=== Excerpted records ===

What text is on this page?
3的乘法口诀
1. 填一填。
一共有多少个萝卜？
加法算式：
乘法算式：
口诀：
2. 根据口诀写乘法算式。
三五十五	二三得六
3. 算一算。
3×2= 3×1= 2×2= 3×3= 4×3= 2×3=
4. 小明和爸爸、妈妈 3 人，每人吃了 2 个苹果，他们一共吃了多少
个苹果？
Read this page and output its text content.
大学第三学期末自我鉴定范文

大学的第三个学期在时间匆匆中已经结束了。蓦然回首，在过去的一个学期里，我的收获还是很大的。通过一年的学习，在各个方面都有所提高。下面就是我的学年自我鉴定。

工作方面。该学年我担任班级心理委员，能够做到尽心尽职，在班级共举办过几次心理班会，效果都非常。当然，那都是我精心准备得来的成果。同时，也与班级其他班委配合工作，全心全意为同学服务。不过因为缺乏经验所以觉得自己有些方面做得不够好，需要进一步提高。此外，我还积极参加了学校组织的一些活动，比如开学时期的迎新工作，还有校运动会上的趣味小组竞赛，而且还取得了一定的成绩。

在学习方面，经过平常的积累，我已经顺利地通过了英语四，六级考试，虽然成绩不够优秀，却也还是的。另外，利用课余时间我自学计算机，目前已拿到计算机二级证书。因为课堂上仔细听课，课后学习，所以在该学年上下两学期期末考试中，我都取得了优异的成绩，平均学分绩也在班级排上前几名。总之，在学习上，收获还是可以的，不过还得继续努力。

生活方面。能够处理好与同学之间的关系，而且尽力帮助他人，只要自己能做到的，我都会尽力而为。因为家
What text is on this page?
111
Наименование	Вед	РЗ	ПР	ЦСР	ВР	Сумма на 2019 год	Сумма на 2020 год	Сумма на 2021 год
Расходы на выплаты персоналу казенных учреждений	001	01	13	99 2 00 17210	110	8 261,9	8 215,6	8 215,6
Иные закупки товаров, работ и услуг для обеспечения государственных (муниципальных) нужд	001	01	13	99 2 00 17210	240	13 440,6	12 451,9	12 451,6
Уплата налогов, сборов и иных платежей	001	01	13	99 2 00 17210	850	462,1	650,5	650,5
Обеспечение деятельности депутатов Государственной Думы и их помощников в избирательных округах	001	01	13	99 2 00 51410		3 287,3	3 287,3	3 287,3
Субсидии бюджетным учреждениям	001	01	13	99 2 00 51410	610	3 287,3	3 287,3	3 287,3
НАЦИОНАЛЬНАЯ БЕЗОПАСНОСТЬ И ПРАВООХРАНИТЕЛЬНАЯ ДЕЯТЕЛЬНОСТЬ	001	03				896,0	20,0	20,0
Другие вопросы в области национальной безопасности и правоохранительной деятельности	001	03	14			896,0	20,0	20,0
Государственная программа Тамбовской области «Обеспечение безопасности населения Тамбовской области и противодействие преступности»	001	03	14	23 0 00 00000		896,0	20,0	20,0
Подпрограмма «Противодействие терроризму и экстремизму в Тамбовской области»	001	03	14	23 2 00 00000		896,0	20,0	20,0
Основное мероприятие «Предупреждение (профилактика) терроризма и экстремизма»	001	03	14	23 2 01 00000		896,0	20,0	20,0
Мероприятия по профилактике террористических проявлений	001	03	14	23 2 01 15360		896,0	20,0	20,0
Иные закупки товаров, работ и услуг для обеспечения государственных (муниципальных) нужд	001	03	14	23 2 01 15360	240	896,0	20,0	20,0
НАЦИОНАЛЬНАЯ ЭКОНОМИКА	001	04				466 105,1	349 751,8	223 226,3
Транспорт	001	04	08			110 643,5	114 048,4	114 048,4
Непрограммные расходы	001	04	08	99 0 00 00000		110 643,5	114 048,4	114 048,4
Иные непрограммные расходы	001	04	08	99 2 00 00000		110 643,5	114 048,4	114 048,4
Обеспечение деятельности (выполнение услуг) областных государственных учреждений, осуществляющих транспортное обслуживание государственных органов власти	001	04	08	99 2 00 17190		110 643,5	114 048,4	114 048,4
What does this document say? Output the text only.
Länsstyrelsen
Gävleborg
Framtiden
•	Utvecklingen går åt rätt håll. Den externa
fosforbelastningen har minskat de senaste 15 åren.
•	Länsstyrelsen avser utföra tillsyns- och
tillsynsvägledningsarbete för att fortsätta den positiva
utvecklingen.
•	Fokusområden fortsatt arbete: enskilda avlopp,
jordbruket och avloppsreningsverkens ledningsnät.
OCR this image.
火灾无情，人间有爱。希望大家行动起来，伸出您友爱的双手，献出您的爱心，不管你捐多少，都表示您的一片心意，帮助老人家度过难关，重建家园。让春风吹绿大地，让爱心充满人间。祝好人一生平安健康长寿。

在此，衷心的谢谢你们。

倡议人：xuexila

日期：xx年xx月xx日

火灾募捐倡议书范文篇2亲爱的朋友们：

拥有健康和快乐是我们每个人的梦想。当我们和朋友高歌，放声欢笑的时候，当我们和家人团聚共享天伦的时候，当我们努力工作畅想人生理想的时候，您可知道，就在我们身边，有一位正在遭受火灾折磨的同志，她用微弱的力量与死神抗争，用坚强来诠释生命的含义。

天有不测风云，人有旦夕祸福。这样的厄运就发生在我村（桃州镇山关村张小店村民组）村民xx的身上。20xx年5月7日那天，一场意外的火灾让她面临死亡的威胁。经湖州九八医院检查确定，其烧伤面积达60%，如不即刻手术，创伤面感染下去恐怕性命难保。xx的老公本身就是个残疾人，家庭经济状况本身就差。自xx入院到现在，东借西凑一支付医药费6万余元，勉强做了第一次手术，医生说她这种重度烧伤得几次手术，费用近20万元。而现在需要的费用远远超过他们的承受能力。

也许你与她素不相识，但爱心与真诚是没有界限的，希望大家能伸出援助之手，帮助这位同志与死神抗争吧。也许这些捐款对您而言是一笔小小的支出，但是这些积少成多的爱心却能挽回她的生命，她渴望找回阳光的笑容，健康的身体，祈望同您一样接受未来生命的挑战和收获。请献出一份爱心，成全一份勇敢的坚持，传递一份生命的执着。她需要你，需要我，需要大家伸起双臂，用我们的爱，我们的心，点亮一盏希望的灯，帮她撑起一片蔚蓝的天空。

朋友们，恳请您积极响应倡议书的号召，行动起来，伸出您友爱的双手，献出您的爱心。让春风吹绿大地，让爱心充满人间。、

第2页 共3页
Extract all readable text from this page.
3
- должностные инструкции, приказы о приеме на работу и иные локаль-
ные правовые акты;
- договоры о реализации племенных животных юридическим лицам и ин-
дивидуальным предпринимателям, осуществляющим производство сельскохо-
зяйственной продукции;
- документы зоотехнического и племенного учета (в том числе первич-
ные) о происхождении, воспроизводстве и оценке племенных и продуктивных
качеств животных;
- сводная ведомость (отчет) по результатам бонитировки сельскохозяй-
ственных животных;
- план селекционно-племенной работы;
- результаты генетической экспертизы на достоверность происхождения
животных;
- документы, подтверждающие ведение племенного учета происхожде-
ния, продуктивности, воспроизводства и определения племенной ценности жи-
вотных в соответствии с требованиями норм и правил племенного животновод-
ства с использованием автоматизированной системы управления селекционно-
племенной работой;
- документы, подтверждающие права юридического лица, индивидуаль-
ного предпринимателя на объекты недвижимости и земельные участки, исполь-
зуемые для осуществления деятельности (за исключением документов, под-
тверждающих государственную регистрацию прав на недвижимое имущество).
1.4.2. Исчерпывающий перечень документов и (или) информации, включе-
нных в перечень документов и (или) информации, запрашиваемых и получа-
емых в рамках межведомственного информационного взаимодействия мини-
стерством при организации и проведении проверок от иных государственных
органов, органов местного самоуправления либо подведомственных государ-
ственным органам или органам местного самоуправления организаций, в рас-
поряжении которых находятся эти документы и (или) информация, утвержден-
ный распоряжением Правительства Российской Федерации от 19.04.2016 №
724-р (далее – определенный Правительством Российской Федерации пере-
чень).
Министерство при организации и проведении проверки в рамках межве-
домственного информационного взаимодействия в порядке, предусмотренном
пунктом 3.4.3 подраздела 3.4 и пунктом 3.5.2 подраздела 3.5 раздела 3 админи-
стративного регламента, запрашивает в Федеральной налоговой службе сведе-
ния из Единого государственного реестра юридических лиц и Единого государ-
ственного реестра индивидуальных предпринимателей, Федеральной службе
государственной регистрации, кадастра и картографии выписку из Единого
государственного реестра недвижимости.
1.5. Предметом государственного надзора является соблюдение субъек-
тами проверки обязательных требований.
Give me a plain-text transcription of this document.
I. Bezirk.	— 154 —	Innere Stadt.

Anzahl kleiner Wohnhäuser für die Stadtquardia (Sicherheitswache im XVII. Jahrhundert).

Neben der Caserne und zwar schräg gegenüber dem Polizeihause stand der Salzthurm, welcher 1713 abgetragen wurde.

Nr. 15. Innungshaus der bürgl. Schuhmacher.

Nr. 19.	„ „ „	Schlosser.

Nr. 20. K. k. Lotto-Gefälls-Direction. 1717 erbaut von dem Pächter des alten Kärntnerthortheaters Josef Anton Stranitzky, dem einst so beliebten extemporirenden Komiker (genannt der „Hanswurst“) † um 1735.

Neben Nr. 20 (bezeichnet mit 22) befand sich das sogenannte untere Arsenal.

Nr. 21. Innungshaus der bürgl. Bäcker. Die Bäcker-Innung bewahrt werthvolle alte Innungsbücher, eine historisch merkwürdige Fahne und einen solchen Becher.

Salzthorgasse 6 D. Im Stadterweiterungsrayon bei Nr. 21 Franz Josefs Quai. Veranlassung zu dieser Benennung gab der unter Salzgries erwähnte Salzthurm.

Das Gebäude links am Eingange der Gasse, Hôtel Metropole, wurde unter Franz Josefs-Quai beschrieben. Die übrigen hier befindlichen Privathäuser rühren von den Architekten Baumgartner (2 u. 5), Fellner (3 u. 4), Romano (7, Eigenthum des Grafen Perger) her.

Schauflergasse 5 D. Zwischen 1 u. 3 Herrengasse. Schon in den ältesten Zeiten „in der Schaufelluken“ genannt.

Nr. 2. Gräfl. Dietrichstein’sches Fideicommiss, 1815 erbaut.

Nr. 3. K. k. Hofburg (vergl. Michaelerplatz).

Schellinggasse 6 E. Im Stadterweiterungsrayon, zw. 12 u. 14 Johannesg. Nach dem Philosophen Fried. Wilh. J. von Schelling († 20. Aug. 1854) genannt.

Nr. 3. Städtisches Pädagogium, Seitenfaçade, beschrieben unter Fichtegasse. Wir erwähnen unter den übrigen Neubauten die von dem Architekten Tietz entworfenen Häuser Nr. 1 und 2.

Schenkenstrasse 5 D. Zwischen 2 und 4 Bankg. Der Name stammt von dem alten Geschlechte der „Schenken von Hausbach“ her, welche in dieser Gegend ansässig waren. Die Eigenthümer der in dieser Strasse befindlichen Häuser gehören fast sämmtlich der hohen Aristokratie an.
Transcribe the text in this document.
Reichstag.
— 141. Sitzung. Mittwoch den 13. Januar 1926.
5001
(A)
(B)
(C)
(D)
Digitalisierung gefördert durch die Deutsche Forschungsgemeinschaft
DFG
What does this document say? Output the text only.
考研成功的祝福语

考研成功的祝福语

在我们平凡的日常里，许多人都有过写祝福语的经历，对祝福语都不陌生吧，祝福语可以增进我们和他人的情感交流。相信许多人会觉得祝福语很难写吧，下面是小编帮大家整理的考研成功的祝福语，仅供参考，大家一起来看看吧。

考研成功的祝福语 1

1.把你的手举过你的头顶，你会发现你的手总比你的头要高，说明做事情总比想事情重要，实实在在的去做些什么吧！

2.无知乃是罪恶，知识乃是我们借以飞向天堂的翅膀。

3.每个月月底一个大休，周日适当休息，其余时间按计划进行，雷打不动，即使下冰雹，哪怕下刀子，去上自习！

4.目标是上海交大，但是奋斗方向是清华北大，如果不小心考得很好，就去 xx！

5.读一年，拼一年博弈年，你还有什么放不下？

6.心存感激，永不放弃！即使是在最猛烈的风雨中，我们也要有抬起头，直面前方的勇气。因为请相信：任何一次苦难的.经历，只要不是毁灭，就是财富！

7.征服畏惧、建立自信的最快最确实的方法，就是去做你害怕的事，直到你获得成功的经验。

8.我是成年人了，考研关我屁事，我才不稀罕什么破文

===

• **Written instruction**: Copy, from the material above, each line in which the string "让爱心充满人间" occurs.

• **Complete response**:
火灾无情，人间有爱。希望大家行动起来，伸出您友爱的双手，献出您的爱心，不管你捐多少，都表示您的一片心意，帮助老人家度过难关，重建家园。让春风吹绿大地，让爱心充满人间。祝好人一生平安健康长寿。
朋友们，恳请您积极响应倡议书的号召，行动起来，伸出您友爱的双手，献出您的爱心。让春风吹绿大地，让爱心充满人间。、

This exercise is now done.